STORED RECORDS:
■ ■ ■ ■ ■
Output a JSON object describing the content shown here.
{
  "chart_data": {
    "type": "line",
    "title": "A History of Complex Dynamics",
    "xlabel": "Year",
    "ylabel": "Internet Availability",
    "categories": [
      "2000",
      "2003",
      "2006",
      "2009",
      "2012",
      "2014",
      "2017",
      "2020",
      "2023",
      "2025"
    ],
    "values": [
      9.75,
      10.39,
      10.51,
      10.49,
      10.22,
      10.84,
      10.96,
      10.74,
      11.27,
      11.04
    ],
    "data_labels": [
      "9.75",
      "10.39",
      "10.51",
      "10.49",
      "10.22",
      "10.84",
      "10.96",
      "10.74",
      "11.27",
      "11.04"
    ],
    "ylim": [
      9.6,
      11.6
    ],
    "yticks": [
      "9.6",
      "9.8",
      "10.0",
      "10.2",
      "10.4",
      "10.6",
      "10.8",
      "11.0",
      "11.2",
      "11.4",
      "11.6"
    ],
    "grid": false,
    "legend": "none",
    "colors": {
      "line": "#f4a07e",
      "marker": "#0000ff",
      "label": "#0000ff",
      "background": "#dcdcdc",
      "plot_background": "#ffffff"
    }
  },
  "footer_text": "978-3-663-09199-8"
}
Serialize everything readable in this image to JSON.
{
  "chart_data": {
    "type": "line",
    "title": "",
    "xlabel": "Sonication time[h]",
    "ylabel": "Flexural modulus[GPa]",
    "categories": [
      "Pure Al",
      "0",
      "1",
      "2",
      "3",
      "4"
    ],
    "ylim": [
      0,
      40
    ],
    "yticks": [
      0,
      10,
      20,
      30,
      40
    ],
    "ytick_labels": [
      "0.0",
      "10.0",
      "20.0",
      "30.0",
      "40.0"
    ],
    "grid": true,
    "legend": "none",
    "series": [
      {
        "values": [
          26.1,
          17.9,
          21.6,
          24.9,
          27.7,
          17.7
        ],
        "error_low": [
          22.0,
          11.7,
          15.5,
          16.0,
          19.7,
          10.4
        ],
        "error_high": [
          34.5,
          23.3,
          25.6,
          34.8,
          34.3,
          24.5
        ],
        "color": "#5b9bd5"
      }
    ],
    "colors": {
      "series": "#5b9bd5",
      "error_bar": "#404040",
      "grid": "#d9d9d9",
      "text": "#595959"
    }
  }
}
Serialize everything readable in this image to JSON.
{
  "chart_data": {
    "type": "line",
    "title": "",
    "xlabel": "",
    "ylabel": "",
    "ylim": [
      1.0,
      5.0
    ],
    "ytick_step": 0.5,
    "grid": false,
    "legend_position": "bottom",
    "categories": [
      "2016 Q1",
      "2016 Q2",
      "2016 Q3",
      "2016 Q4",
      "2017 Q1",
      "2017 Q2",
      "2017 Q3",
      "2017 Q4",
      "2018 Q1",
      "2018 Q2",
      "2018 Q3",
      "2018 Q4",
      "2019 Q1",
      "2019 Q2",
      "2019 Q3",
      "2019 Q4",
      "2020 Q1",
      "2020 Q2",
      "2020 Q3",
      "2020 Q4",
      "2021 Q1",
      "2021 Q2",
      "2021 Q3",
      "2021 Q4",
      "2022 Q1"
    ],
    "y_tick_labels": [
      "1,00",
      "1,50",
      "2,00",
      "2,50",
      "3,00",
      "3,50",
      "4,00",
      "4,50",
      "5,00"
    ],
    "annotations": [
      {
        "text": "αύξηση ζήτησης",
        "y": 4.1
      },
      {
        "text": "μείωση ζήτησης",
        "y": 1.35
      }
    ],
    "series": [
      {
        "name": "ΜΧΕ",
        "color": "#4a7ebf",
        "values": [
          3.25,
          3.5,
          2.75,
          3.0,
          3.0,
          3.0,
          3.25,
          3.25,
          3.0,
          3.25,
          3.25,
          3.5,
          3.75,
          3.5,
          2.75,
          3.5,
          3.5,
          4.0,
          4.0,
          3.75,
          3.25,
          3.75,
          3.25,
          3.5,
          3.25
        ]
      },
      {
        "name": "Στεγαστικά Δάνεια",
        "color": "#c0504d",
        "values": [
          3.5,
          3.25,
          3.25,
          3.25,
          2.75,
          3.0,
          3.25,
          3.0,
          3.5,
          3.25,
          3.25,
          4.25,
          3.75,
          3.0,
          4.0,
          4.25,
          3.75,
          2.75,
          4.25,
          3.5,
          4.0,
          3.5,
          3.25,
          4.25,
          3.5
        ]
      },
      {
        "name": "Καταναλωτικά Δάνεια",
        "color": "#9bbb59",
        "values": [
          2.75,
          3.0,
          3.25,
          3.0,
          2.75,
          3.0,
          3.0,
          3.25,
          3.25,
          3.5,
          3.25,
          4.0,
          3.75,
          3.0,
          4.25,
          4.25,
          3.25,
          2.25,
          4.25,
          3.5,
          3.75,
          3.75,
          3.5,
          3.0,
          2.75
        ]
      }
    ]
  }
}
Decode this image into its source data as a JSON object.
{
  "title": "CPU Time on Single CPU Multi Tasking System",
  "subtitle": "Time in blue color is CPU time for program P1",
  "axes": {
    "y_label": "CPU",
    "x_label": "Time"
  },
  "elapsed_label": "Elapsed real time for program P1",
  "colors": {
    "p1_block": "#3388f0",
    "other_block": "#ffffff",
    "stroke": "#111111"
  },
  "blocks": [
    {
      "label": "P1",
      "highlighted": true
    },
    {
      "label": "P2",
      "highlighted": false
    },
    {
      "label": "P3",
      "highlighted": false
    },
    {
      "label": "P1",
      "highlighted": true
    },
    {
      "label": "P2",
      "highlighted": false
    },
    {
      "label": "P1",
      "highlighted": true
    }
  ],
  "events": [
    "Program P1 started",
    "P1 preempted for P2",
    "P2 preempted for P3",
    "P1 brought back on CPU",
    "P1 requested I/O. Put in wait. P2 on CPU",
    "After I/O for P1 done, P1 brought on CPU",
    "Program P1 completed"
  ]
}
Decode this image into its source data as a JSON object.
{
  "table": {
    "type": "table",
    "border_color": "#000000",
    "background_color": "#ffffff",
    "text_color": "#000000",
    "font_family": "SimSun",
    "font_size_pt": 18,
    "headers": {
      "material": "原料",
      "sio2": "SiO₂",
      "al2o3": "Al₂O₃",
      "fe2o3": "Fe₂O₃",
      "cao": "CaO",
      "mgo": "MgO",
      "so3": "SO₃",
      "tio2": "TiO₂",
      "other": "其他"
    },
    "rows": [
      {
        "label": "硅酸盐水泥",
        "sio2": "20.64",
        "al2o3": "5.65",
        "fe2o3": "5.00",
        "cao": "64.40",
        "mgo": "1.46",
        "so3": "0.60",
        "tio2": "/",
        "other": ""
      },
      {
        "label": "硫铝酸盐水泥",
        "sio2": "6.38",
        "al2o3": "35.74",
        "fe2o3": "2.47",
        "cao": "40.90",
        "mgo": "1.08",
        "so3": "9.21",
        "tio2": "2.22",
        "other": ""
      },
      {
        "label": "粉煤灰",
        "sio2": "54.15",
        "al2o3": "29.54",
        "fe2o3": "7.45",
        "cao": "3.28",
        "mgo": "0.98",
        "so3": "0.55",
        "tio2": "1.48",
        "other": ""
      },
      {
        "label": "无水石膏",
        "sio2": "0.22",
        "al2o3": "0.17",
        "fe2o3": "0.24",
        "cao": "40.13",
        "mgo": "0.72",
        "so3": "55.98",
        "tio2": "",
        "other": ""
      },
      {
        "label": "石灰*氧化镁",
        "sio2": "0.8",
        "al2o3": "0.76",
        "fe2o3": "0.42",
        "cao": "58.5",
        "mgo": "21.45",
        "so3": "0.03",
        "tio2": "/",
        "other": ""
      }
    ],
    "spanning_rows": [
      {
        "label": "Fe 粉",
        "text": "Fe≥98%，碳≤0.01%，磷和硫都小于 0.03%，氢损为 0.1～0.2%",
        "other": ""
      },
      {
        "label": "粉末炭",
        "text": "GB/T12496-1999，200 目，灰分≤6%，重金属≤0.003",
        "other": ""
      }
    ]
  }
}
■ ■ ■ ■ ■
AIM: Scan the material above for the string "ylabel" and return the lines that hold it.

ANSWER FOR THIS EXERCISE:
    "ylabel": "Internet Availability",
    "ylabel": "Flexural modulus[GPa]",
    "ylabel": "",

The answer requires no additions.